**Short problem**
Return the records in full, exactly as given.

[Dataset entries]
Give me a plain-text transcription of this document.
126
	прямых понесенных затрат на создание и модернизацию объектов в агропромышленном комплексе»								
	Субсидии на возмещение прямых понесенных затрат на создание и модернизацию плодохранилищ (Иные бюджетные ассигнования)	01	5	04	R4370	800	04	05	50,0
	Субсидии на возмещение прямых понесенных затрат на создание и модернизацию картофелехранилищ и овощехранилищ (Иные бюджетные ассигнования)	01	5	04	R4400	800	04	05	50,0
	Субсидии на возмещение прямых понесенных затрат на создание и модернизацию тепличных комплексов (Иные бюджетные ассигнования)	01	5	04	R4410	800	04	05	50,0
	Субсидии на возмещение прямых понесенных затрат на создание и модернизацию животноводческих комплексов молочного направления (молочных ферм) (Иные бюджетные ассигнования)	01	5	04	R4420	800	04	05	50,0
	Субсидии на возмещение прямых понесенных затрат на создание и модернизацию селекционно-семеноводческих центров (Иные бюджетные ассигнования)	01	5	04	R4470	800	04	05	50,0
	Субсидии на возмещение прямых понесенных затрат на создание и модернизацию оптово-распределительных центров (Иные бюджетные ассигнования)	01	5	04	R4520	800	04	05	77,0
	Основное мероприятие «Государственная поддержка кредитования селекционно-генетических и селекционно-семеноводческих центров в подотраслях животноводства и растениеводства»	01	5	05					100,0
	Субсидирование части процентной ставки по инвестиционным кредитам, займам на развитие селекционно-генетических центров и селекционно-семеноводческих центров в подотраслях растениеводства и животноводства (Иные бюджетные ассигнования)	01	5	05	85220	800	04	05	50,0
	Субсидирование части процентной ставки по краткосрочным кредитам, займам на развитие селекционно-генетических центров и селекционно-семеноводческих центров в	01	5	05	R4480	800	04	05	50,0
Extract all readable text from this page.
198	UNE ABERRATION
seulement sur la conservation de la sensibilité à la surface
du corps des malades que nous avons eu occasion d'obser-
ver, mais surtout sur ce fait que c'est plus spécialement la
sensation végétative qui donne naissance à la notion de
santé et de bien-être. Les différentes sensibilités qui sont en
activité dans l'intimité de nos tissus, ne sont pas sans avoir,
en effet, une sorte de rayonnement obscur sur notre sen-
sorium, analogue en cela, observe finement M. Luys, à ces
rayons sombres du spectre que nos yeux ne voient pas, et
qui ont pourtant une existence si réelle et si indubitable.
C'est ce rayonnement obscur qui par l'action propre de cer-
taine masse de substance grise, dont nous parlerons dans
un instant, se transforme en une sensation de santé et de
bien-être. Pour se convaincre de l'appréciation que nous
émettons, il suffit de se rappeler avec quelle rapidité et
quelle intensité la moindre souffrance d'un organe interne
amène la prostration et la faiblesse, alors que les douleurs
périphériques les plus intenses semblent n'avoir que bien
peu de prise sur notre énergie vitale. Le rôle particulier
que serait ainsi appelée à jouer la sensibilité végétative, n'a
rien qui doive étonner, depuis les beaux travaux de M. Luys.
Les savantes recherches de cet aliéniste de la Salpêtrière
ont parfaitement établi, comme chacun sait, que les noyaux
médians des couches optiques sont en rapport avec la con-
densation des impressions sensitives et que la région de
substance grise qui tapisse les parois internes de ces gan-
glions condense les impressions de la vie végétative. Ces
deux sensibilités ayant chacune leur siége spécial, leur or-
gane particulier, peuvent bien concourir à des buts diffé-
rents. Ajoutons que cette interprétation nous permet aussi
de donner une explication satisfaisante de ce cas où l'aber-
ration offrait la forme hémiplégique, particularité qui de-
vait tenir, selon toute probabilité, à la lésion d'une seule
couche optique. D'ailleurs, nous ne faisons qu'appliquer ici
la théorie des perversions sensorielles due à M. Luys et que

**Final answer**
Give me a plain-text transcription of this document.
126
	прямых понесенных затрат на создание и модернизацию объектов в агропромышленном комплексе»								
	Субсидии на возмещение прямых понесенных затрат на создание и модернизацию плодохранилищ (Иные бюджетные ассигнования)	01	5	04	R4370	800	04	05	50,0
	Субсидии на возмещение прямых понесенных затрат на создание и модернизацию картофелехранилищ и овощехранилищ (Иные бюджетные ассигнования)	01	5	04	R4400	800	04	05	50,0
	Субсидии на возмещение прямых понесенных затрат на создание и модернизацию тепличных комплексов (Иные бюджетные ассигнования)	01	5	04	R4410	800	04	05	50,0
	Субсидии на возмещение прямых понесенных затрат на создание и модернизацию животноводческих комплексов молочного направления (молочных ферм) (Иные бюджетные ассигнования)	01	5	04	R4420	800	04	05	50,0
	Субсидии на возмещение прямых понесенных затрат на создание и модернизацию селекционно-семеноводческих центров (Иные бюджетные ассигнования)	01	5	04	R4470	800	04	05	50,0
	Субсидии на возмещение прямых понесенных затрат на создание и модернизацию оптово-распределительных центров (Иные бюджетные ассигнования)	01	5	04	R4520	800	04	05	77,0
	Основное мероприятие «Государственная поддержка кредитования селекционно-генетических и селекционно-семеноводческих центров в подотраслях животноводства и растениеводства»	01	5	05					100,0
	Субсидирование части процентной ставки по инвестиционным кредитам, займам на развитие селекционно-генетических центров и селекционно-семеноводческих центров в подотраслях растениеводства и животноводства (Иные бюджетные ассигнования)	01	5	05	85220	800	04	05	50,0
	Субсидирование части процентной ставки по краткосрочным кредитам, займам на развитие селекционно-генетических центров и селекционно-семеноводческих центров в	01	5	05	R4480	800	04	05	50,0
Extract all readable text from this page.
198	UNE ABERRATION
seulement sur la conservation de la sensibilité à la surface
du corps des malades que nous avons eu occasion d'obser-
ver, mais surtout sur ce fait que c'est plus spécialement la
sensation végétative qui donne naissance à la notion de
santé et de bien-être. Les différentes sensibilités qui sont en
activité dans l'intimité de nos tissus, ne sont pas sans avoir,
en effet, une sorte de rayonnement obscur sur notre sen-
sorium, analogue en cela, observe finement M. Luys, à ces
rayons sombres du spectre que nos yeux ne voient pas, et
qui ont pourtant une existence si réelle et si indubitable.
C'est ce rayonnement obscur qui par l'action propre de cer-
taine masse de substance grise, dont nous parlerons dans
un instant, se transforme en une sensation de santé et de
bien-être. Pour se convaincre de l'appréciation que nous
émettons, il suffit de se rappeler avec quelle rapidité et
quelle intensité la moindre souffrance d'un organe interne
amène la prostration et la faiblesse, alors que les douleurs
périphériques les plus intenses semblent n'avoir que bien
peu de prise sur notre énergie vitale. Le rôle particulier
que serait ainsi appelée à jouer la sensibilité végétative, n'a
rien qui doive étonner, depuis les beaux travaux de M. Luys.
Les savantes recherches de cet aliéniste de la Salpêtrière
ont parfaitement établi, comme chacun sait, que les noyaux
médians des couches optiques sont en rapport avec la con-
densation des impressions sensitives et que la région de
substance grise qui tapisse les parois internes de ces gan-
glions condense les impressions de la vie végétative. Ces
deux sensibilités ayant chacune leur siége spécial, leur or-
gane particulier, peuvent bien concourir à des buts diffé-
rents. Ajoutons que cette interprétation nous permet aussi
de donner une explication satisfaisante de ce cas où l'aber-
ration offrait la forme hémiplégique, particularité qui de-
vait tenir, selon toute probabilité, à la lésion d'une seule
couche optique. D'ailleurs, nous ne faisons qu'appliquer ici
la théorie des perversions sensorielles due à M. Luys et que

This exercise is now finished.